= Exercise prompt =
Which lines of the entries contain the string "temperature"? Please find them and copy them.

[Start of Attachment]

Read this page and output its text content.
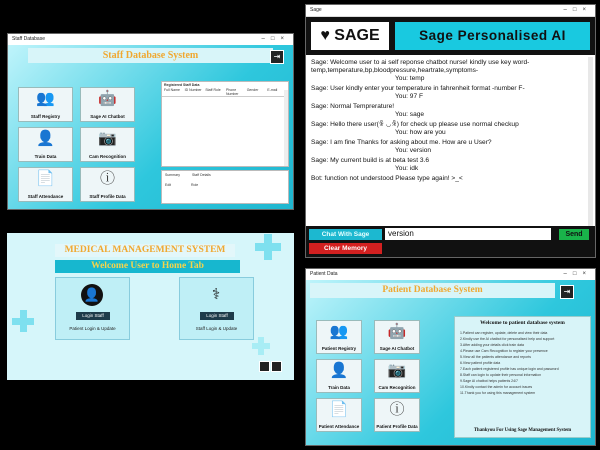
Staff Database	–□×
Staff Database System	⇥
👥
Staff Registry
🤖
Sage AI Chatbot
👤
Train Data
📷
Cam Recognition
📄
Staff Attendance
ⓘ
Staff Profile Data
Registered Staff Data
Full Name	ID Number	Staff Role	Phone Number
Gender	E-mail
Summary	Staff Details
Edit	Role
Sage	–□×
♥ SAGE	Sage Personalised AI
Sage: Welcome user to ai self reponse chatbot nurse! kindly use key word-temp,temperature,bp,bloodpressure,heartrate,symptoms-
You: temp
Sage: User kindly enter your temperature in fahrenheit format -number F-
You: 97 F
Sage: Normal Temprerature!
You: sage
Sage: Hello there user(ꆜ ◡ꆜ) for check up please use normal checkup
You: how are you
Sage: I am fine Thanks for asking about me. How are u User?
You: version
Sage: My current build is at beta test 3.6
You: idk
Bot: function not understood Please type again! >_<
Chat With Sage	version	Send
Clear Memory
MEDICAL MANAGEMENT SYSTEM
Welcome User to Home Tab
👤
Login Staff
Patient Login & Update
⚕
Login Staff
Staff Login & Update
Patient Data	–□×
Patient Database System	⇥
👥
Patient Registry
🤖
Sage AI Chatbot
👤
Train Data
📷
Cam Recognition
📄
Patient Attendance
ⓘ
Patient Profile Data
Welcome to patient database system
1.Patient can register, update, delete and view their data
2.Kindly use the AI chatbot for personalised help and support
3.After adding your details click train data
4.Please use Cam Recognition to register your presence
5.View all the patients attendance and reports
6.View patient profile data
7.Each patient registered profile has unique login and password
8.Staff can login to update their personal information
9.Sage AI chatbot helps patients 24/7
10.Kindly contact the admin for account issues
11.Thank you for using this management system
Thankyou For Using Sage Management System
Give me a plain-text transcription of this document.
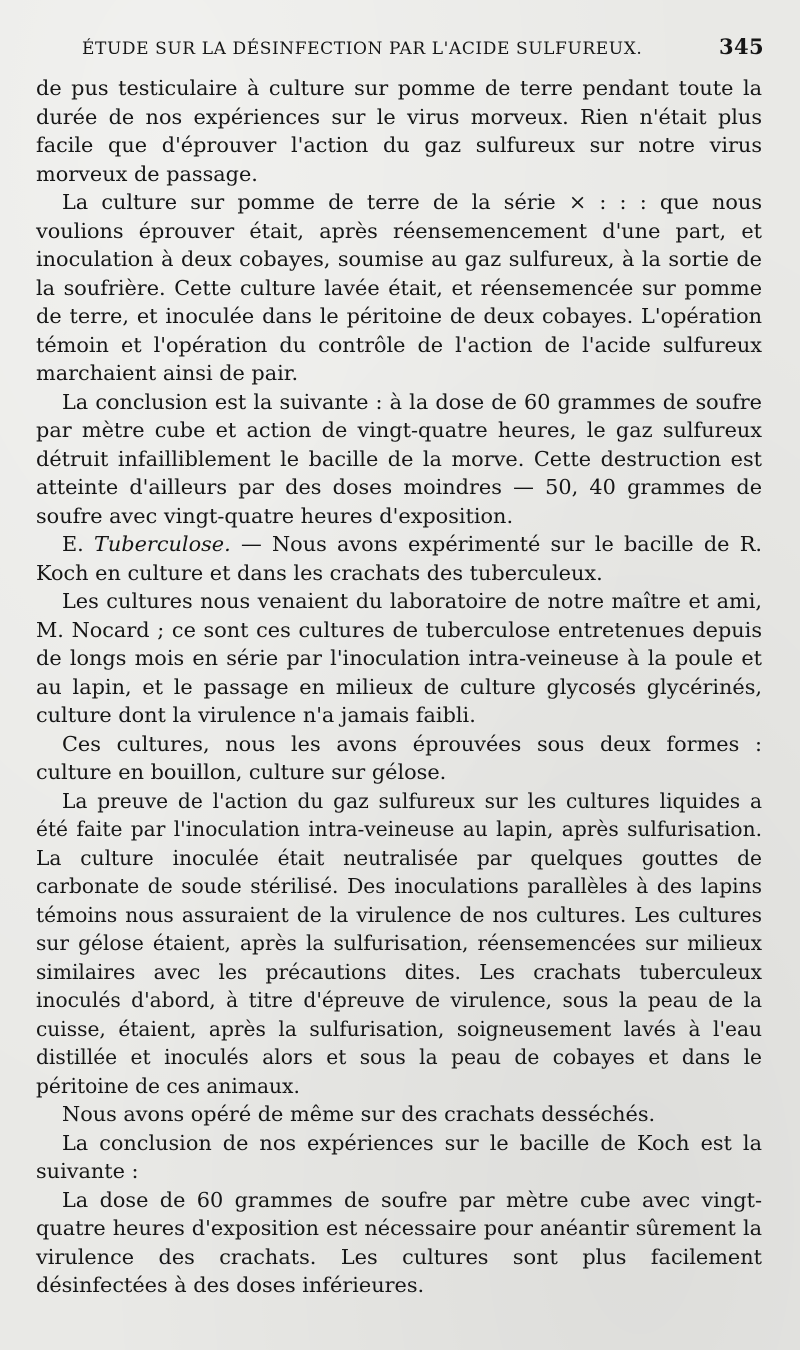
ÉTUDE SUR LA DÉSINFECTION PAR L'ACIDE SULFUREUX.	345

de pus testiculaire à culture sur pomme de terre pendant toute la durée de nos expériences sur le virus morveux. Rien n'était plus facile que d'éprouver l'action du gaz sulfureux sur notre virus morveux de passage.

La culture sur pomme de terre de la série × : : : que nous voulions éprouver était, après réensemencement d'une part, et inoculation à deux cobayes, soumise au gaz sulfureux, à la sortie de la soufrière. Cette culture lavée était, et réensemencée sur pomme de terre, et inoculée dans le péritoine de deux cobayes. L'opération témoin et l'opération du contrôle de l'action de l'acide sulfureux marchaient ainsi de pair.

La conclusion est la suivante : à la dose de 60 grammes de soufre par mètre cube et action de vingt-quatre heures, le gaz sulfureux détruit infailliblement le bacille de la morve. Cette destruction est atteinte d'ailleurs par des doses moindres — 50, 40 grammes de soufre avec vingt-quatre heures d'exposition.

E. Tuberculose. — Nous avons expérimenté sur le bacille de R. Koch en culture et dans les crachats des tuberculeux.

Les cultures nous venaient du laboratoire de notre maître et ami, M. Nocard ; ce sont ces cultures de tuberculose entretenues depuis de longs mois en série par l'inoculation intra-veineuse à la poule et au lapin, et le passage en milieux de culture glycosés glycérinés, culture dont la virulence n'a jamais faibli.

Ces cultures, nous les avons éprouvées sous deux formes : culture en bouillon, culture sur gélose.

La preuve de l'action du gaz sulfureux sur les cultures liquides a été faite par l'inoculation intra-veineuse au lapin, après sulfurisation. La culture inoculée était neutralisée par quelques gouttes de carbonate de soude stérilisé. Des inoculations parallèles à des lapins témoins nous assuraient de la virulence de nos cultures. Les cultures sur gélose étaient, après la sulfurisation, réensemencées sur milieux similaires avec les précautions dites. Les crachats tuberculeux inoculés d'abord, à titre d'épreuve de virulence, sous la peau de la cuisse, étaient, après la sulfurisation, soigneusement lavés à l'eau distillée et inoculés alors et sous la peau de cobayes et dans le péritoine de ces animaux.

Nous avons opéré de même sur des crachats desséchés.

La conclusion de nos expériences sur le bacille de Koch est la suivante :

La dose de 60 grammes de soufre par mètre cube avec vingt-quatre heures d'exposition est nécessaire pour anéantir sûrement la virulence des crachats. Les cultures sont plus facilement désinfectées à des doses inférieures.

[End of Attachment]

= Task result =
Sage: Welcome user to ai self reponse chatbot nurse! kindly use key word-temp,temperature,bp,bloodpressure,heartrate,symptoms-
Sage: User kindly enter your temperature in fahrenheit format -number F-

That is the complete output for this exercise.